Dataset excerpt
- - -

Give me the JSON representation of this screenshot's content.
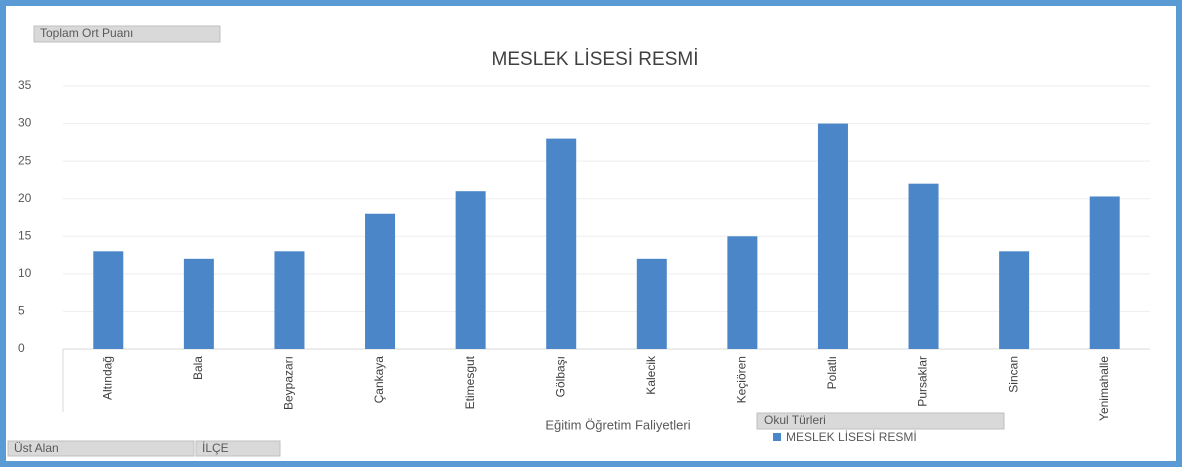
{
  "chart_data": {
    "type": "bar",
    "title": "MESLEK LİSESİ RESMİ",
    "x_label": "Eğitim Öğretim Faliyetleri",
    "field_buttons": {
      "values_field": "Toplam Ort Puanı",
      "filter1": "Üst Alan",
      "filter2": "İLÇE",
      "legend_field": "Okul Türleri"
    },
    "categories": [
      "Altındağ",
      "Bala",
      "Beypazarı",
      "Çankaya",
      "Etimesgut",
      "Gölbaşı",
      "Kalecik",
      "Keçiören",
      "Polatlı",
      "Pursaklar",
      "Sincan",
      "Yenimahalle"
    ],
    "series": [
      {
        "name": "MESLEK LİSESİ RESMİ",
        "color": "#4a86c8",
        "values": [
          13,
          12,
          13,
          18,
          21,
          28,
          12,
          15,
          30,
          22,
          13,
          20.3
        ]
      }
    ],
    "ylim": [
      0,
      35
    ],
    "yticks": [
      0,
      5,
      10,
      15,
      20,
      25,
      30,
      35
    ],
    "grid": true
  }
}
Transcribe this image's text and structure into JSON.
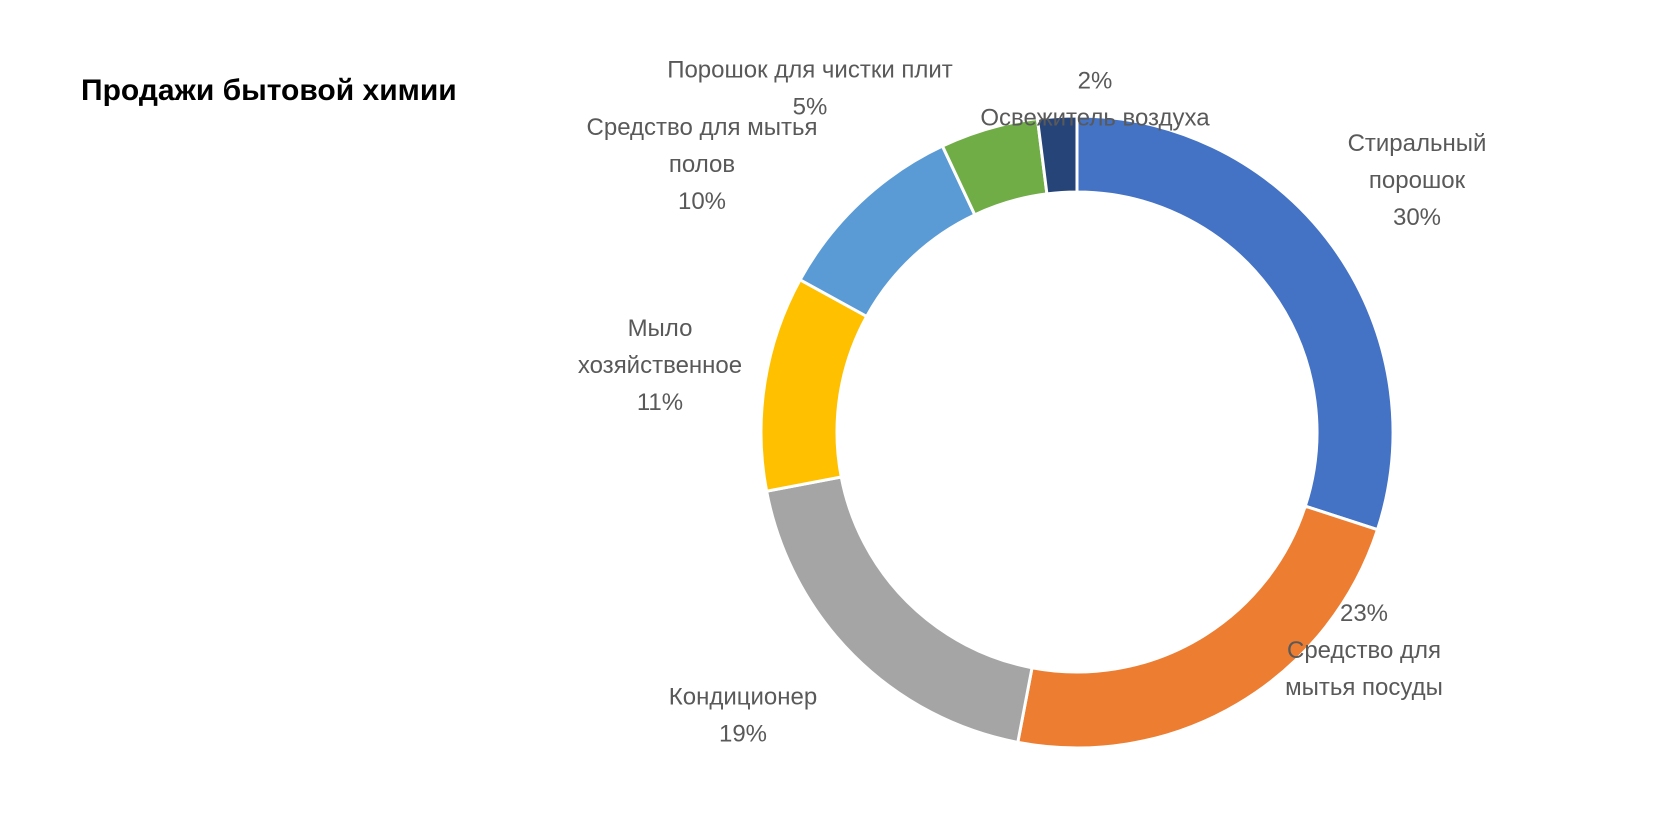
{
  "chart_data": {
    "type": "pie",
    "variant": "donut",
    "title": "Продажи бытовой химии",
    "legend": "none",
    "slices": [
      {
        "name": "Стиральный порошок",
        "value": 30,
        "label_lines": [
          "Стиральный",
          "порошок",
          "30%"
        ],
        "color": "#4472C4"
      },
      {
        "name": "Средство для мытья посуды",
        "value": 23,
        "label_lines": [
          "23%",
          "Средство для",
          "мытья посуды"
        ],
        "color": "#ED7D31"
      },
      {
        "name": "Кондиционер",
        "value": 19,
        "label_lines": [
          "Кондиционер",
          "19%"
        ],
        "color": "#A5A5A5"
      },
      {
        "name": "Мыло хозяйственное",
        "value": 11,
        "label_lines": [
          "Мыло",
          "хозяйственное",
          "11%"
        ],
        "color": "#FFC000"
      },
      {
        "name": "Средство для мытья полов",
        "value": 10,
        "label_lines": [
          "Средство для мытья",
          "полов",
          "10%"
        ],
        "color": "#5B9BD5"
      },
      {
        "name": "Порошок для чистки плит",
        "value": 5,
        "label_lines": [
          "Порошок для чистки плит",
          "5%"
        ],
        "color": "#70AD47"
      },
      {
        "name": "Освежитель воздуха",
        "value": 2,
        "label_lines": [
          "2%",
          "Освежитель воздуха"
        ],
        "color": "#264478"
      }
    ]
  }
}
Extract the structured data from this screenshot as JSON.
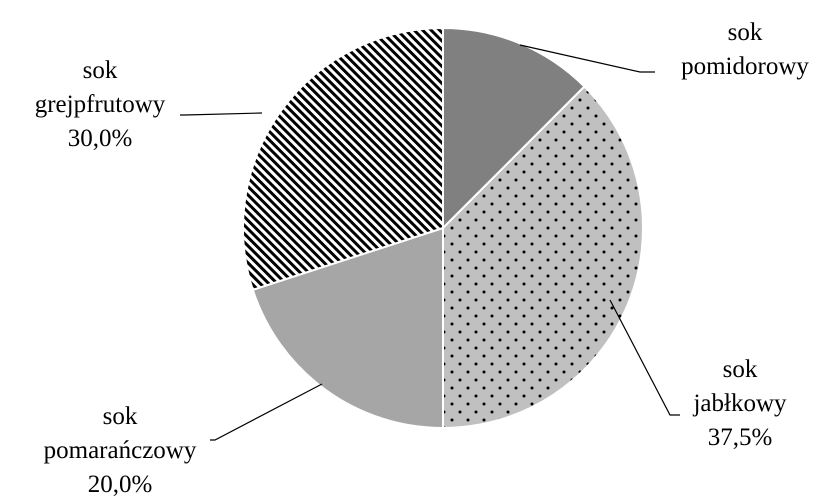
{
  "chart_data": {
    "type": "pie",
    "start_angle_deg": 0,
    "direction": "clockwise",
    "slices": [
      {
        "name": "sok pomidorowy",
        "label_lines": [
          "sok",
          "pomidorowy"
        ],
        "value": 12.5,
        "value_label": "",
        "fill": "#808080",
        "pattern": "solid"
      },
      {
        "name": "sok jabłkowy",
        "label_lines": [
          "sok",
          "jabłkowy"
        ],
        "value": 37.5,
        "value_label": "37,5%",
        "fill": "#c0c0c0",
        "pattern": "dots"
      },
      {
        "name": "sok pomarańczowy",
        "label_lines": [
          "sok",
          "pomarańczowy"
        ],
        "value": 20.0,
        "value_label": "20,0%",
        "fill": "#a6a6a6",
        "pattern": "solid"
      },
      {
        "name": "sok grejpfrutowy",
        "label_lines": [
          "sok",
          "grejpfrutowy"
        ],
        "value": 30.0,
        "value_label": "30,0%",
        "fill": "#ffffff",
        "pattern": "diagonal-stripes"
      }
    ],
    "title": "",
    "legend": "none",
    "stroke_color": "#ffffff"
  }
}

- - -

§ WORK TO COMPLETE
Read through the data and copy every line where "screenshot" shows up.

§ SOLUTION
Give me the JSON representation of this screenshot's content.
Extract the structured data from this screenshot as JSON.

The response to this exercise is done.